** begin **
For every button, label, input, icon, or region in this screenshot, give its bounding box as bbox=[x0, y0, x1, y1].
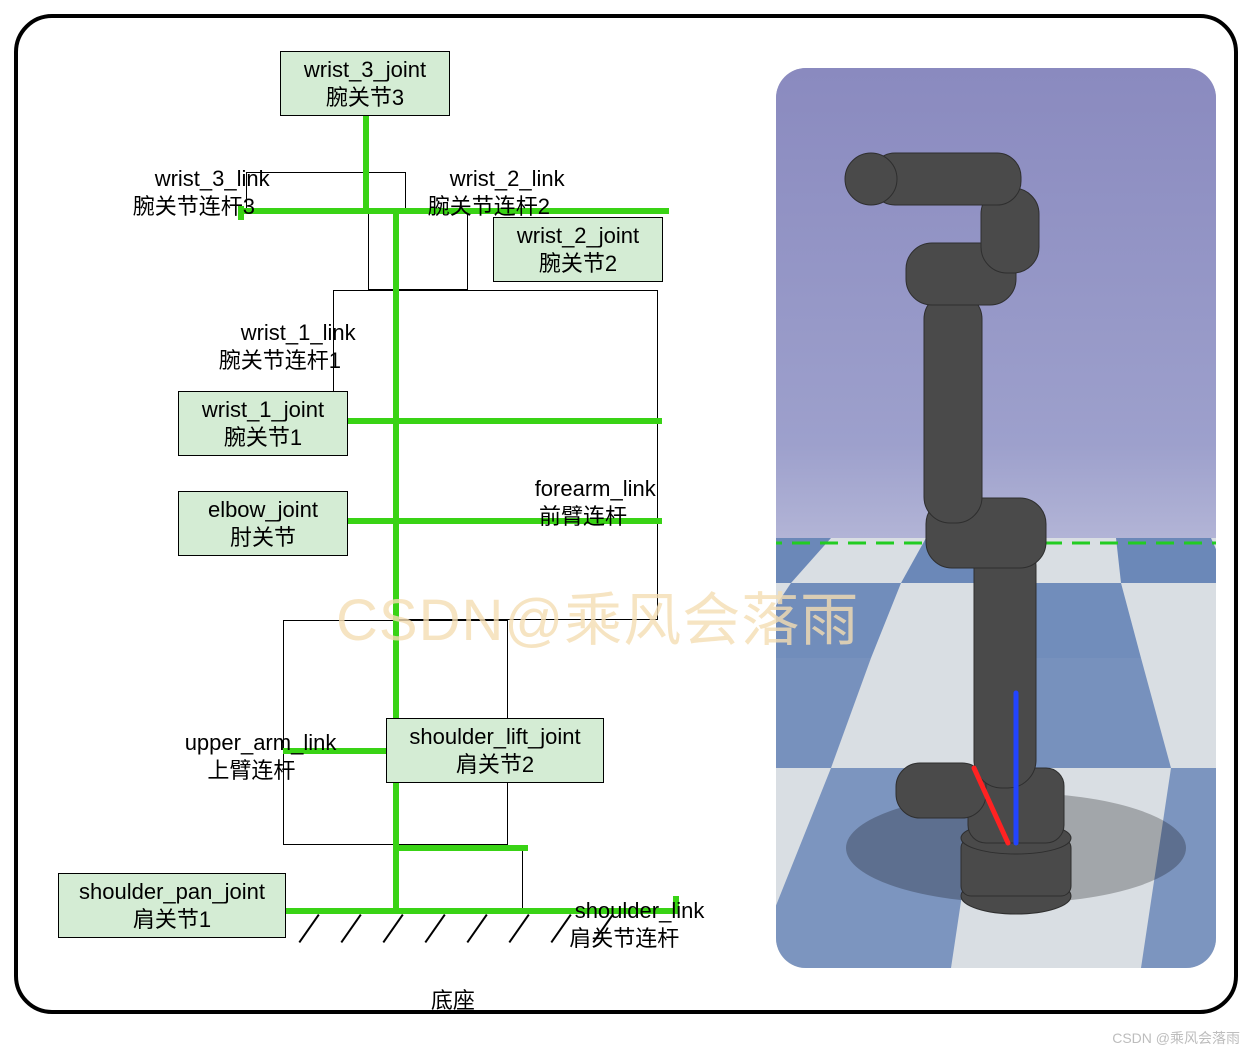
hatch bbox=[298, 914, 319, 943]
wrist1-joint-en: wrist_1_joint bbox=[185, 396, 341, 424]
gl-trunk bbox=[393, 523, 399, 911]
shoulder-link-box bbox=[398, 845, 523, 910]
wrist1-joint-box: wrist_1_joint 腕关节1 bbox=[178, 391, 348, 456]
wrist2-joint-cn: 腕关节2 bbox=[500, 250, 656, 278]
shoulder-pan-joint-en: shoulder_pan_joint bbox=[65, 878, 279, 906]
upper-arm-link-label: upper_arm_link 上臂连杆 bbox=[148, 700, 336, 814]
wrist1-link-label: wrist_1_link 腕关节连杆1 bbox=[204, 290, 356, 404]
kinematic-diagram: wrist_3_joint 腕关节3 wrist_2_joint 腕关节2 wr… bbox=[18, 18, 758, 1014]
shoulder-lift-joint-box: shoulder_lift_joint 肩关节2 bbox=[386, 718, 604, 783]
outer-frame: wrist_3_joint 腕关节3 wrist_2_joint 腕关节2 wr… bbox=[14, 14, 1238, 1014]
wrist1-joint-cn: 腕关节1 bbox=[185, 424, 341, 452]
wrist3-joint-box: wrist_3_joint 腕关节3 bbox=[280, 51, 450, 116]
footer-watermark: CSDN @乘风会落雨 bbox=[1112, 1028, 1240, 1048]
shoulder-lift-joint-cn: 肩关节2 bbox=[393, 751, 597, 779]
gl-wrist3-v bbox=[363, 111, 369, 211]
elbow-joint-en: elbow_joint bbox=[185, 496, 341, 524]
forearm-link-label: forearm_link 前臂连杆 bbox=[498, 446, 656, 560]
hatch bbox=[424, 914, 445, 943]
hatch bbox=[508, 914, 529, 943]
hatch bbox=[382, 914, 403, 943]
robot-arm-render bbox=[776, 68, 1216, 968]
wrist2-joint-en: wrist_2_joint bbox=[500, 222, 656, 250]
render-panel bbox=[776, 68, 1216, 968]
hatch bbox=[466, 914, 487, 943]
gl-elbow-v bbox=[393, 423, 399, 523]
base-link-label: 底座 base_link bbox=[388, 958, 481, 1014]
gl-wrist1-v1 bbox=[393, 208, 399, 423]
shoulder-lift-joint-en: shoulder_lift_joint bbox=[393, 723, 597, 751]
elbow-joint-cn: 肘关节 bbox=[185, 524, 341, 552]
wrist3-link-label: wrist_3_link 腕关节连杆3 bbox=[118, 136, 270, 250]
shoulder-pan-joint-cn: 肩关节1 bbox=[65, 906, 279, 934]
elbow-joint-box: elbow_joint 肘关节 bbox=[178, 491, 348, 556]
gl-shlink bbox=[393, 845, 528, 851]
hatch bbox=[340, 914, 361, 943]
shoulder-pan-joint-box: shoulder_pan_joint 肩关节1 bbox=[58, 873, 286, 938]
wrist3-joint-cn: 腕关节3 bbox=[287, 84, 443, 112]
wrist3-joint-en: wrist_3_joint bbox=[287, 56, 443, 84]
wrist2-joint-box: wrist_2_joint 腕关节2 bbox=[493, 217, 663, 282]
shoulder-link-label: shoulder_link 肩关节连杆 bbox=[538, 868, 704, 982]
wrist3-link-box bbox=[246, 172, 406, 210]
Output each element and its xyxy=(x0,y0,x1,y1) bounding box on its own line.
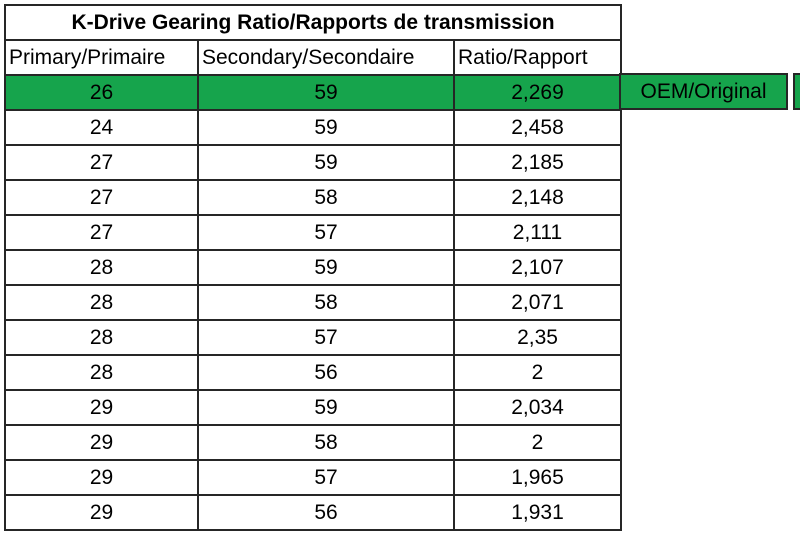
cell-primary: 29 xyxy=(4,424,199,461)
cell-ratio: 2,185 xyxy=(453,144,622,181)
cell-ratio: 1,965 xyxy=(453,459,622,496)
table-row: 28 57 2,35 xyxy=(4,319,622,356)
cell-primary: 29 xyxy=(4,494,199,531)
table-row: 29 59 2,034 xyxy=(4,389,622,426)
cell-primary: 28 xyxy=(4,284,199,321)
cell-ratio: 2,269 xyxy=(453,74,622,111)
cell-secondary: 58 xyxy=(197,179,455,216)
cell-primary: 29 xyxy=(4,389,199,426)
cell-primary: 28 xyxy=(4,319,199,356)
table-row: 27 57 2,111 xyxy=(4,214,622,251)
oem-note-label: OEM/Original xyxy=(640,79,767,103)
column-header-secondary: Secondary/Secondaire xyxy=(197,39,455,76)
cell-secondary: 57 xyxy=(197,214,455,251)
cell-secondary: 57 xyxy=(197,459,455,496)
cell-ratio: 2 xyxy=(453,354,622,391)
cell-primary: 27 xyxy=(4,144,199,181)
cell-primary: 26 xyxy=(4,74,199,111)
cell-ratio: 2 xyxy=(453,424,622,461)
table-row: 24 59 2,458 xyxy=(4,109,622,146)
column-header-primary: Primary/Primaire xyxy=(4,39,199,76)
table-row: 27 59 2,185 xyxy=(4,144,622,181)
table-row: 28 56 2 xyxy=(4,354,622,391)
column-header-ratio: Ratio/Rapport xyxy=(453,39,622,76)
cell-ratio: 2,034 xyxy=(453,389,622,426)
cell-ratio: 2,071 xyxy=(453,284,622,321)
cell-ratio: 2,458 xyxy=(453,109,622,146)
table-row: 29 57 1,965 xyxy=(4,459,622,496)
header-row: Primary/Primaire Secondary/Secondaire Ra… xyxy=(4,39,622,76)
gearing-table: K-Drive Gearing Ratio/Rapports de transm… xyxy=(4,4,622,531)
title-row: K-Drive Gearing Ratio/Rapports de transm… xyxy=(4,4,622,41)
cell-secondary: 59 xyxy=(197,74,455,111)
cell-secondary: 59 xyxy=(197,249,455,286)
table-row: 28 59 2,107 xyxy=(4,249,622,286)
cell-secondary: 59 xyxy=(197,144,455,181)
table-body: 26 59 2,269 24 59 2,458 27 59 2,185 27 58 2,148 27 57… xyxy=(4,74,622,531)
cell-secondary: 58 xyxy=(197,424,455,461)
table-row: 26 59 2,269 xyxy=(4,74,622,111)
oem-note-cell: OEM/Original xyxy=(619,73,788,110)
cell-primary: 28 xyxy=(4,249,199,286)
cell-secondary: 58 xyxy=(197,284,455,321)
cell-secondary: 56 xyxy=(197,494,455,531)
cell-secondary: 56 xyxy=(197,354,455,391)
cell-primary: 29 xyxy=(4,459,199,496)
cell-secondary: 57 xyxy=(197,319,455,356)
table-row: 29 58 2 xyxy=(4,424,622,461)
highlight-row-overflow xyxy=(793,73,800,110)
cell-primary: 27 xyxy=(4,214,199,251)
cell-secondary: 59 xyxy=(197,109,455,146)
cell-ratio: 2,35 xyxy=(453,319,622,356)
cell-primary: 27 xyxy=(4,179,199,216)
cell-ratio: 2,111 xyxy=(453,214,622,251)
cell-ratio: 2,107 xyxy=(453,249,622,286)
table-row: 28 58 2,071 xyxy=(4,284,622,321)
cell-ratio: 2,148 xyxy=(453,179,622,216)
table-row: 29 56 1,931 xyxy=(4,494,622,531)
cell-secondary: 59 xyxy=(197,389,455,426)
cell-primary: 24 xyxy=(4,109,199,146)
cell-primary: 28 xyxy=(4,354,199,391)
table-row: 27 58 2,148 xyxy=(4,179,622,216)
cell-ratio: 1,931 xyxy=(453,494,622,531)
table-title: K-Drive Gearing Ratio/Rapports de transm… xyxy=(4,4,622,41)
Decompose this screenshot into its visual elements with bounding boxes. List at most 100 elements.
** end **
* DIRECTIVE *
Write out the entries word for word, from the line containing "cell-primary: 29 xyxy=(4,424,199,461)" down to the line containing "cell-ratio: 2,269 xyxy=(453,74,622,111)", with both of those lines included.

* COMPLETED TASK *
cell-primary: 29 xyxy=(4,424,199,461)
cell-ratio: 2,185 xyxy=(453,144,622,181)
cell-ratio: 1,965 xyxy=(453,459,622,496)
table-row: 28 57 2,35 xyxy=(4,319,622,356)
cell-primary: 29 xyxy=(4,494,199,531)
table-row: 29 59 2,034 xyxy=(4,389,622,426)
cell-primary: 28 xyxy=(4,284,199,321)
cell-ratio: 2,269 xyxy=(453,74,622,111)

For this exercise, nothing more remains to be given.